#### Raw data ####

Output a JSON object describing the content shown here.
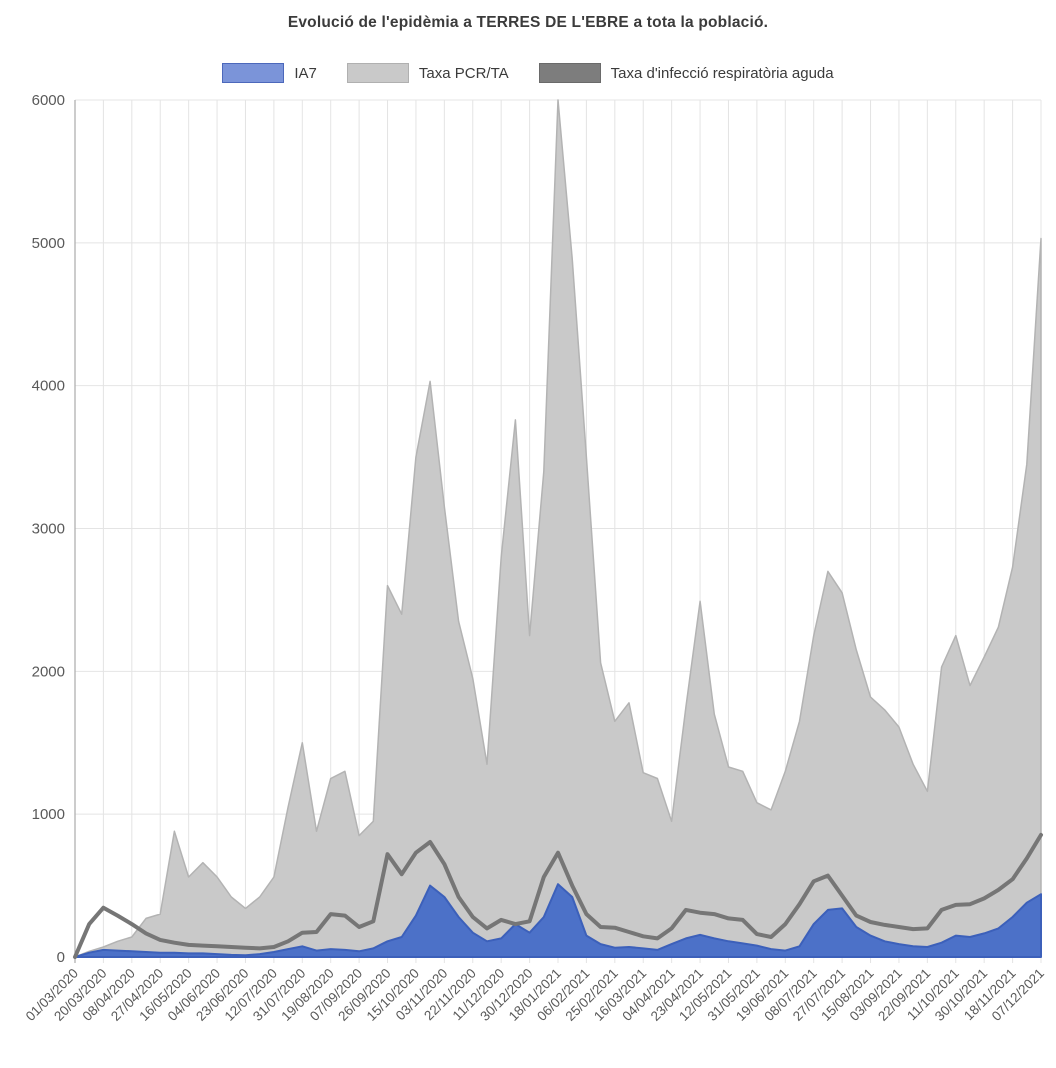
{
  "title": "Evolució de l'epidèmia a TERRES DE L'EBRE a tota la població.",
  "legend": [
    {
      "label": "IA7",
      "swatch_color": "#7b94d9",
      "swatch_border": "#4c68bb"
    },
    {
      "label": "Taxa PCR/TA",
      "swatch_color": "#c9c9c9",
      "swatch_border": "#b0b0b0"
    },
    {
      "label": "Taxa d'infecció respiratòria aguda",
      "swatch_color": "#7d7d7d",
      "swatch_border": "#6a6a6a"
    }
  ],
  "chart_data": {
    "type": "area",
    "title": "Evolució de l'epidèmia a TERRES DE L'EBRE a tota la població.",
    "xlabel": "",
    "ylabel": "",
    "ylim": [
      0,
      6000
    ],
    "y_ticks": [
      0,
      1000,
      2000,
      3000,
      4000,
      5000,
      6000
    ],
    "grid": true,
    "legend_position": "top",
    "x_range": [
      "01/03/2020",
      "07/12/2021"
    ],
    "sample_interval_days": 9.5,
    "x_tick_labels": [
      "01/03/2020",
      "20/03/2020",
      "08/04/2020",
      "27/04/2020",
      "16/05/2020",
      "04/06/2020",
      "23/06/2020",
      "12/07/2020",
      "31/07/2020",
      "19/08/2020",
      "07/09/2020",
      "26/09/2020",
      "15/10/2020",
      "03/11/2020",
      "22/11/2020",
      "11/12/2020",
      "30/12/2020",
      "18/01/2021",
      "06/02/2021",
      "25/02/2021",
      "16/03/2021",
      "04/04/2021",
      "23/04/2021",
      "12/05/2021",
      "31/05/2021",
      "19/06/2021",
      "08/07/2021",
      "27/07/2021",
      "15/08/2021",
      "03/09/2021",
      "22/09/2021",
      "11/10/2021",
      "30/10/2021",
      "18/11/2021",
      "07/12/2021"
    ],
    "series": [
      {
        "name": "Taxa PCR/TA",
        "type": "area",
        "color": "#c9c9c9",
        "border": "#b3b3b3",
        "values": [
          0,
          40,
          70,
          110,
          140,
          270,
          300,
          880,
          560,
          660,
          560,
          420,
          340,
          420,
          560,
          1050,
          1500,
          880,
          1250,
          1300,
          850,
          950,
          2600,
          2400,
          3500,
          4030,
          3150,
          2350,
          1950,
          1350,
          2800,
          3760,
          2250,
          3400,
          6000,
          4890,
          3500,
          2060,
          1650,
          1780,
          1290,
          1250,
          950,
          1750,
          2490,
          1700,
          1330,
          1300,
          1080,
          1030,
          1300,
          1650,
          2250,
          2700,
          2550,
          2150,
          1820,
          1730,
          1610,
          1350,
          1160,
          2030,
          2250,
          1900,
          2100,
          2310,
          2730,
          3450,
          5030
        ]
      },
      {
        "name": "IA7",
        "type": "area",
        "color": "#4c71c8",
        "border": "#3c60ba",
        "values": [
          0,
          30,
          50,
          45,
          40,
          35,
          30,
          30,
          25,
          25,
          20,
          15,
          12,
          20,
          35,
          55,
          75,
          45,
          55,
          50,
          40,
          60,
          110,
          140,
          290,
          500,
          420,
          280,
          170,
          110,
          130,
          230,
          170,
          280,
          510,
          420,
          150,
          90,
          65,
          70,
          60,
          50,
          90,
          130,
          155,
          130,
          110,
          95,
          80,
          55,
          45,
          75,
          230,
          330,
          340,
          210,
          150,
          110,
          90,
          75,
          70,
          100,
          150,
          140,
          165,
          200,
          280,
          380,
          440
        ]
      },
      {
        "name": "Taxa d'infecció respiratòria aguda",
        "type": "line",
        "color": "#767676",
        "values": [
          0,
          230,
          345,
          290,
          230,
          165,
          120,
          100,
          85,
          80,
          75,
          70,
          65,
          60,
          70,
          110,
          170,
          175,
          300,
          290,
          210,
          250,
          720,
          580,
          730,
          805,
          650,
          420,
          280,
          200,
          260,
          230,
          250,
          560,
          730,
          500,
          300,
          210,
          205,
          175,
          145,
          130,
          200,
          330,
          310,
          300,
          270,
          260,
          160,
          140,
          230,
          370,
          530,
          570,
          430,
          290,
          245,
          225,
          210,
          195,
          200,
          330,
          365,
          370,
          410,
          470,
          545,
          690,
          855
        ]
      }
    ]
  }
}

####

• To be done
Give all the lines above again, character for character, without pictures.

• Task result
Output a JSON object describing the content shown here.
{
  "title": "Evolució de l'epidèmia a TERRES DE L'EBRE a tota la població.",
  "legend": [
    {
      "label": "IA7",
      "swatch_color": "#7b94d9",
      "swatch_border": "#4c68bb"
    },
    {
      "label": "Taxa PCR/TA",
      "swatch_color": "#c9c9c9",
      "swatch_border": "#b0b0b0"
    },
    {
      "label": "Taxa d'infecció respiratòria aguda",
      "swatch_color": "#7d7d7d",
      "swatch_border": "#6a6a6a"
    }
  ],
  "chart_data": {
    "type": "area",
    "title": "Evolució de l'epidèmia a TERRES DE L'EBRE a tota la població.",
    "xlabel": "",
    "ylabel": "",
    "ylim": [
      0,
      6000
    ],
    "y_ticks": [
      0,
      1000,
      2000,
      3000,
      4000,
      5000,
      6000
    ],
    "grid": true,
    "legend_position": "top",
    "x_range": [
      "01/03/2020",
      "07/12/2021"
    ],
    "sample_interval_days": 9.5,
    "x_tick_labels": [
      "01/03/2020",
      "20/03/2020",
      "08/04/2020",
      "27/04/2020",
      "16/05/2020",
      "04/06/2020",
      "23/06/2020",
      "12/07/2020",
      "31/07/2020",
      "19/08/2020",
      "07/09/2020",
      "26/09/2020",
      "15/10/2020",
      "03/11/2020",
      "22/11/2020",
      "11/12/2020",
      "30/12/2020",
      "18/01/2021",
      "06/02/2021",
      "25/02/2021",
      "16/03/2021",
      "04/04/2021",
      "23/04/2021",
      "12/05/2021",
      "31/05/2021",
      "19/06/2021",
      "08/07/2021",
      "27/07/2021",
      "15/08/2021",
      "03/09/2021",
      "22/09/2021",
      "11/10/2021",
      "30/10/2021",
      "18/11/2021",
      "07/12/2021"
    ],
    "series": [
      {
        "name": "Taxa PCR/TA",
        "type": "area",
        "color": "#c9c9c9",
        "border": "#b3b3b3",
        "values": [
          0,
          40,
          70,
          110,
          140,
          270,
          300,
          880,
          560,
          660,
          560,
          420,
          340,
          420,
          560,
          1050,
          1500,
          880,
          1250,
          1300,
          850,
          950,
          2600,
          2400,
          3500,
          4030,
          3150,
          2350,
          1950,
          1350,
          2800,
          3760,
          2250,
          3400,
          6000,
          4890,
          3500,
          2060,
          1650,
          1780,
          1290,
          1250,
          950,
          1750,
          2490,
          1700,
          1330,
          1300,
          1080,
          1030,
          1300,
          1650,
          2250,
          2700,
          2550,
          2150,
          1820,
          1730,
          1610,
          1350,
          1160,
          2030,
          2250,
          1900,
          2100,
          2310,
          2730,
          3450,
          5030
        ]
      },
      {
        "name": "IA7",
        "type": "area",
        "color": "#4c71c8",
        "border": "#3c60ba",
        "values": [
          0,
          30,
          50,
          45,
          40,
          35,
          30,
          30,
          25,
          25,
          20,
          15,
          12,
          20,
          35,
          55,
          75,
          45,
          55,
          50,
          40,
          60,
          110,
          140,
          290,
          500,
          420,
          280,
          170,
          110,
          130,
          230,
          170,
          280,
          510,
          420,
          150,
          90,
          65,
          70,
          60,
          50,
          90,
          130,
          155,
          130,
          110,
          95,
          80,
          55,
          45,
          75,
          230,
          330,
          340,
          210,
          150,
          110,
          90,
          75,
          70,
          100,
          150,
          140,
          165,
          200,
          280,
          380,
          440
        ]
      },
      {
        "name": "Taxa d'infecció respiratòria aguda",
        "type": "line",
        "color": "#767676",
        "values": [
          0,
          230,
          345,
          290,
          230,
          165,
          120,
          100,
          85,
          80,
          75,
          70,
          65,
          60,
          70,
          110,
          170,
          175,
          300,
          290,
          210,
          250,
          720,
          580,
          730,
          805,
          650,
          420,
          280,
          200,
          260,
          230,
          250,
          560,
          730,
          500,
          300,
          210,
          205,
          175,
          145,
          130,
          200,
          330,
          310,
          300,
          270,
          260,
          160,
          140,
          230,
          370,
          530,
          570,
          430,
          290,
          245,
          225,
          210,
          195,
          200,
          330,
          365,
          370,
          410,
          470,
          545,
          690,
          855
        ]
      }
    ]
  }
}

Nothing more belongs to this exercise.